(Dataset items)

▼

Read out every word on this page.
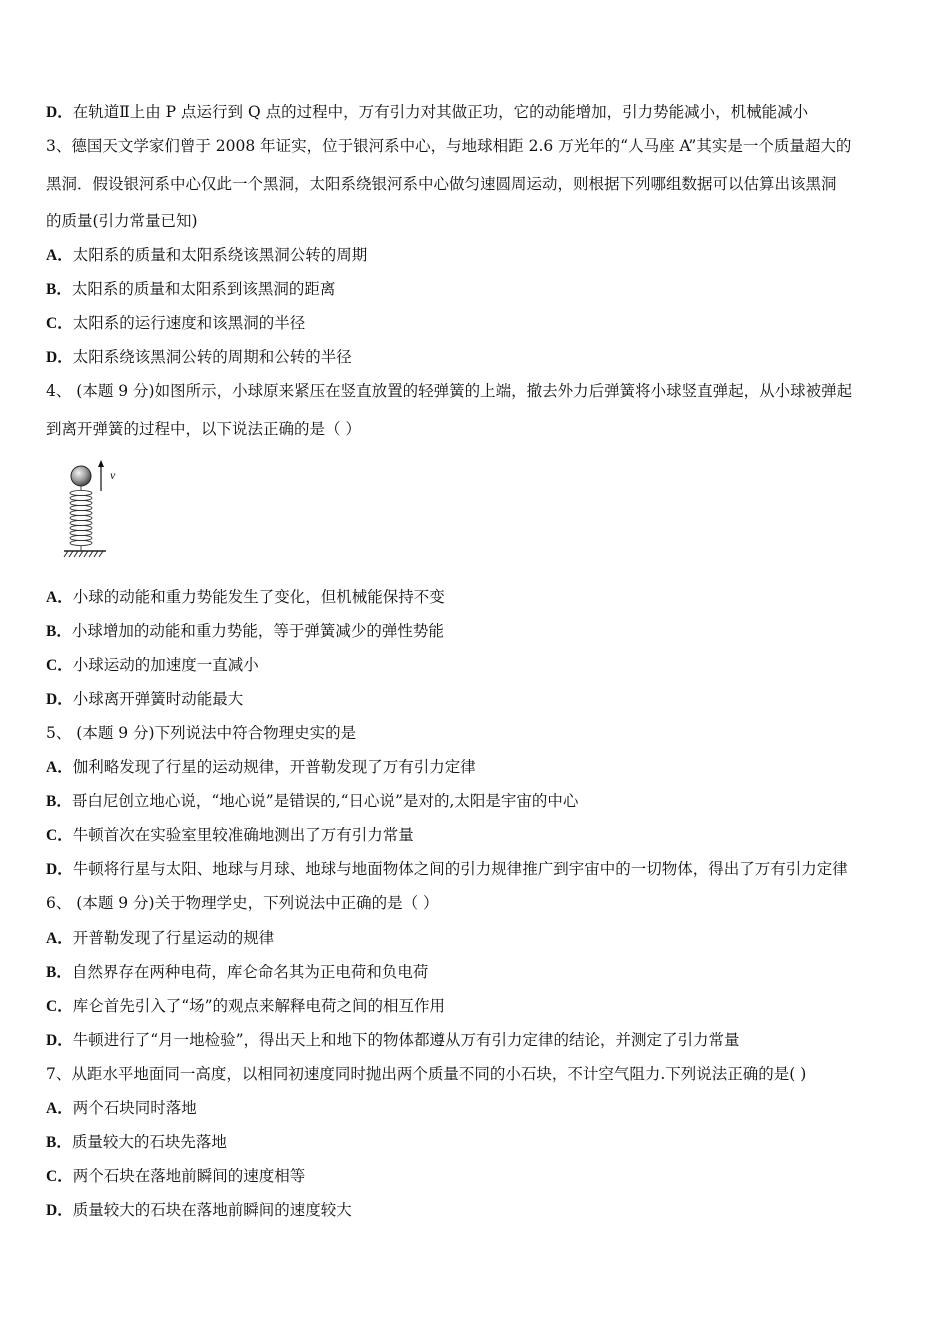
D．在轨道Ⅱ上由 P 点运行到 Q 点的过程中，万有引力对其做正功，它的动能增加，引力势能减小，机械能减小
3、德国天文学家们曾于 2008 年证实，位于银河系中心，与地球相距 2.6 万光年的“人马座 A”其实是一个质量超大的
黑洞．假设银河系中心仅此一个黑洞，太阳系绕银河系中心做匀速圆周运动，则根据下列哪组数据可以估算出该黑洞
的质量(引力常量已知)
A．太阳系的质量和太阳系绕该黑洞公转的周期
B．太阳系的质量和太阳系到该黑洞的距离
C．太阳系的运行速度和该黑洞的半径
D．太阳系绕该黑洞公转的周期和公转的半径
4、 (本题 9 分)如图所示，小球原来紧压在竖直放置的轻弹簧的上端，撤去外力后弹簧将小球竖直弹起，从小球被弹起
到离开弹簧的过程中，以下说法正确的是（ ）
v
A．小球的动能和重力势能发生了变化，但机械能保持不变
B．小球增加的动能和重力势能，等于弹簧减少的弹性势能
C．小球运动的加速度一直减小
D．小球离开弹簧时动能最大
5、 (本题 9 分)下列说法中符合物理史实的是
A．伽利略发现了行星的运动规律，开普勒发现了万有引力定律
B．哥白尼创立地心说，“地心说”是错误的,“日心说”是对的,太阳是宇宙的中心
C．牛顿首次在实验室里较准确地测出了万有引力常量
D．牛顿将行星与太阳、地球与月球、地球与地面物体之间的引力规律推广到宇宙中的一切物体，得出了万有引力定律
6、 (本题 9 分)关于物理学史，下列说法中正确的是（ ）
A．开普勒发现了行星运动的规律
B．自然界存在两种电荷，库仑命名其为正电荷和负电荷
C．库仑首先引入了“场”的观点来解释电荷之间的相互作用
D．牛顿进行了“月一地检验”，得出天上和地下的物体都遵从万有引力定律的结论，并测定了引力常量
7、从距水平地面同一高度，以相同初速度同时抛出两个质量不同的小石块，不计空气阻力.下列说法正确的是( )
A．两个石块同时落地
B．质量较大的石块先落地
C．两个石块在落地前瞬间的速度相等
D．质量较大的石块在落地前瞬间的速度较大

▲

• Do this: Would you set down the listing exactly, omitting pictures?

• Task response:
Read out every word on this page.
D．在轨道Ⅱ上由 P 点运行到 Q 点的过程中，万有引力对其做正功，它的动能增加，引力势能减小，机械能减小
3、德国天文学家们曾于 2008 年证实，位于银河系中心，与地球相距 2.6 万光年的“人马座 A”其实是一个质量超大的
黑洞．假设银河系中心仅此一个黑洞，太阳系绕银河系中心做匀速圆周运动，则根据下列哪组数据可以估算出该黑洞
的质量(引力常量已知)
A．太阳系的质量和太阳系绕该黑洞公转的周期
B．太阳系的质量和太阳系到该黑洞的距离
C．太阳系的运行速度和该黑洞的半径
D．太阳系绕该黑洞公转的周期和公转的半径
4、 (本题 9 分)如图所示，小球原来紧压在竖直放置的轻弹簧的上端，撤去外力后弹簧将小球竖直弹起，从小球被弹起
到离开弹簧的过程中，以下说法正确的是（ ）
v
A．小球的动能和重力势能发生了变化，但机械能保持不变
B．小球增加的动能和重力势能，等于弹簧减少的弹性势能
C．小球运动的加速度一直减小
D．小球离开弹簧时动能最大
5、 (本题 9 分)下列说法中符合物理史实的是
A．伽利略发现了行星的运动规律，开普勒发现了万有引力定律
B．哥白尼创立地心说，“地心说”是错误的,“日心说”是对的,太阳是宇宙的中心
C．牛顿首次在实验室里较准确地测出了万有引力常量
D．牛顿将行星与太阳、地球与月球、地球与地面物体之间的引力规律推广到宇宙中的一切物体，得出了万有引力定律
6、 (本题 9 分)关于物理学史，下列说法中正确的是（ ）
A．开普勒发现了行星运动的规律
B．自然界存在两种电荷，库仑命名其为正电荷和负电荷
C．库仑首先引入了“场”的观点来解释电荷之间的相互作用
D．牛顿进行了“月一地检验”，得出天上和地下的物体都遵从万有引力定律的结论，并测定了引力常量
7、从距水平地面同一高度，以相同初速度同时抛出两个质量不同的小石块，不计空气阻力.下列说法正确的是( )
A．两个石块同时落地
B．质量较大的石块先落地
C．两个石块在落地前瞬间的速度相等
D．质量较大的石块在落地前瞬间的速度较大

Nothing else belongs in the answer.